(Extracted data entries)
+++++

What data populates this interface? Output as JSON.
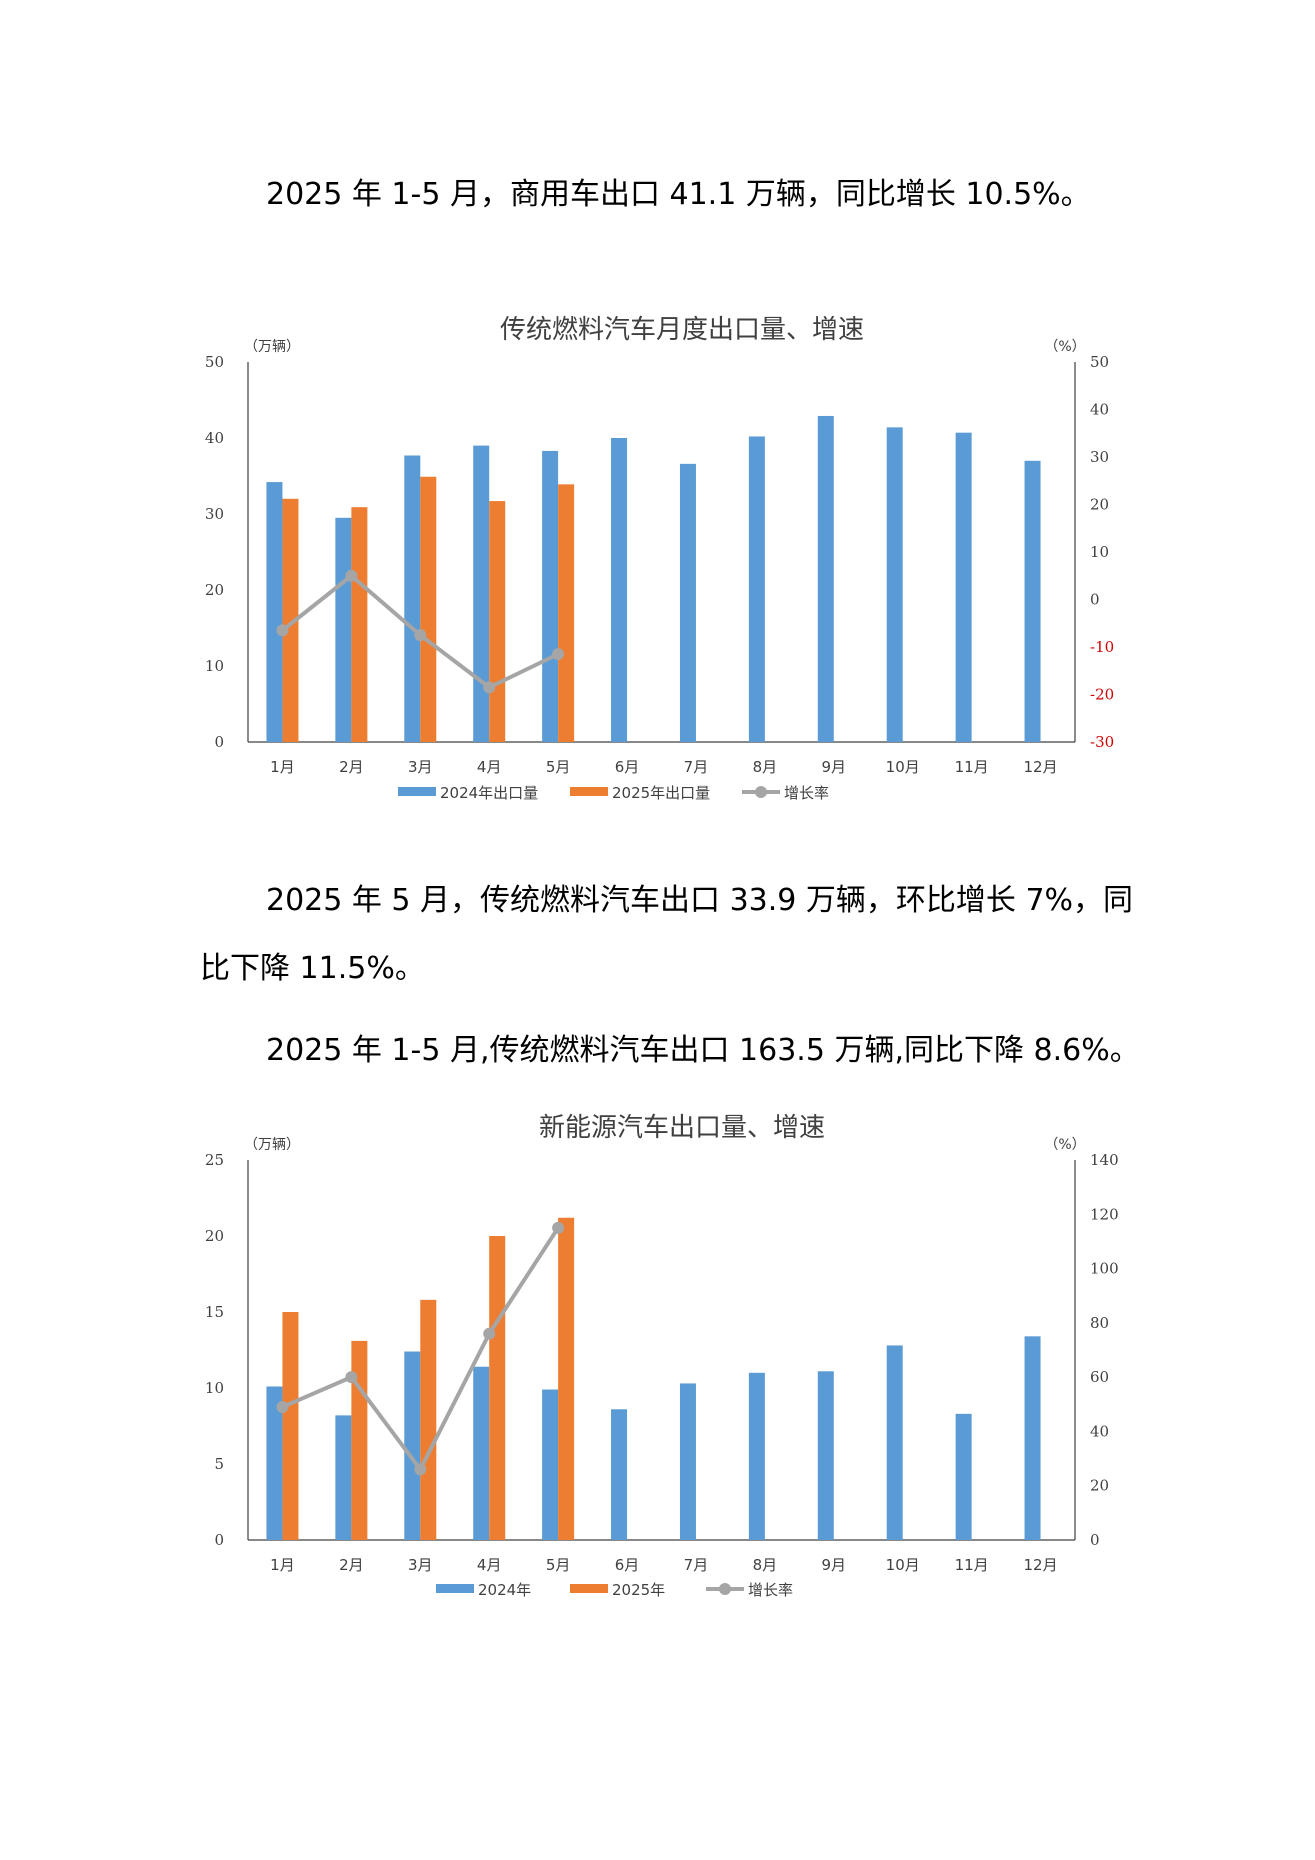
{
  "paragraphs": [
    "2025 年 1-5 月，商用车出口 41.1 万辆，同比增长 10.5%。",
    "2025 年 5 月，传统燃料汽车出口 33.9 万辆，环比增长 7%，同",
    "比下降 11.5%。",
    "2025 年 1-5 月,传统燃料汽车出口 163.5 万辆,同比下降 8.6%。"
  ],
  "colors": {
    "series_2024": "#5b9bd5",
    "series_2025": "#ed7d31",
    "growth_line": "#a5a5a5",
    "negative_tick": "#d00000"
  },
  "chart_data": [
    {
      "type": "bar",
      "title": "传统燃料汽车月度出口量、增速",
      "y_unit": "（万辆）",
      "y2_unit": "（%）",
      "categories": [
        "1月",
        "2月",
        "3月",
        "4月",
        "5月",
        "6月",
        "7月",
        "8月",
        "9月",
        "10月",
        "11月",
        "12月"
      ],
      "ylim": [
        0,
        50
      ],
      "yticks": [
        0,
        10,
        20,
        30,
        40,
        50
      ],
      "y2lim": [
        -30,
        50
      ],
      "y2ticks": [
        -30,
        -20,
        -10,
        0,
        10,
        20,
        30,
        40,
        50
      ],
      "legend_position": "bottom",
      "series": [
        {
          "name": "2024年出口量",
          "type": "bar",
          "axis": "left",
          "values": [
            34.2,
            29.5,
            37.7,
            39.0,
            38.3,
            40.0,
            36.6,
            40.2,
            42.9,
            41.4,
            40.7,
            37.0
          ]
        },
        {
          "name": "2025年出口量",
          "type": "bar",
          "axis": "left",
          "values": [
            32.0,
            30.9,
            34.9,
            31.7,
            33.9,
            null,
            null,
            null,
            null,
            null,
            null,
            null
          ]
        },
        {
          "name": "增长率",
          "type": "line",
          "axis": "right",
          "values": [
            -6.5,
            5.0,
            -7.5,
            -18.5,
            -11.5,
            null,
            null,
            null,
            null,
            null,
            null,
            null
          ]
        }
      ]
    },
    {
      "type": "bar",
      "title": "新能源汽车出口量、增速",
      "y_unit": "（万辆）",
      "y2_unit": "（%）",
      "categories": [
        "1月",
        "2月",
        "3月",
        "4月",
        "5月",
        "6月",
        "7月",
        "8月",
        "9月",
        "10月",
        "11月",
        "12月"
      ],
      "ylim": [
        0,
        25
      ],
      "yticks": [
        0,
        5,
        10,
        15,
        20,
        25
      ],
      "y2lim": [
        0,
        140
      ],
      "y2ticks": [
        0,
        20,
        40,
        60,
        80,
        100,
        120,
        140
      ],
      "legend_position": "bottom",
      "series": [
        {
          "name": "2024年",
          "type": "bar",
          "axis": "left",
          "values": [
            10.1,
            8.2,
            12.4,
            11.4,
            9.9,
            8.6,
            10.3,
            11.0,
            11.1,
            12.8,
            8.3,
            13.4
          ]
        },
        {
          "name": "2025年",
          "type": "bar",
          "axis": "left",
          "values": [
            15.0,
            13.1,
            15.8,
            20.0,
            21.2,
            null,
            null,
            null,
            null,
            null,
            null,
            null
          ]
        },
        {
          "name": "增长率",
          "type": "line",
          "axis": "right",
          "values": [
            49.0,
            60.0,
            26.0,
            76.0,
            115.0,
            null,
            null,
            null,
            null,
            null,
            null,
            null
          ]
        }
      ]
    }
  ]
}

+++++

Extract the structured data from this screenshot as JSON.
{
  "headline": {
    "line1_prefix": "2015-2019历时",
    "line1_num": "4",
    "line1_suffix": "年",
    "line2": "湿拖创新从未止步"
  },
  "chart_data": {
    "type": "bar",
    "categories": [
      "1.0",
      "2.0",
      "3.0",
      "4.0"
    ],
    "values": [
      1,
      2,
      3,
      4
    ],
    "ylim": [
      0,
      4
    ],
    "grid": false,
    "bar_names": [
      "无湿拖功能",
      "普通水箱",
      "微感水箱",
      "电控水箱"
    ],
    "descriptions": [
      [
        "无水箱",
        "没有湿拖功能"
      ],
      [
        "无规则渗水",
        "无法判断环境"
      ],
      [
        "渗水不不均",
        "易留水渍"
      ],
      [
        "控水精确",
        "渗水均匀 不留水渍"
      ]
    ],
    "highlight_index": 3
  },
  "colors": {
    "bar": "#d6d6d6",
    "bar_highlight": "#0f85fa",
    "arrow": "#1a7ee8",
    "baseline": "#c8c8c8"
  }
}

+++++

■ **What to produce**
Check the data for the word "title" and pull out the lines that have it.

■ **Exercise answer**
      "title": "传统燃料汽车月度出口量、增速",
      "title": "新能源汽车出口量、增速",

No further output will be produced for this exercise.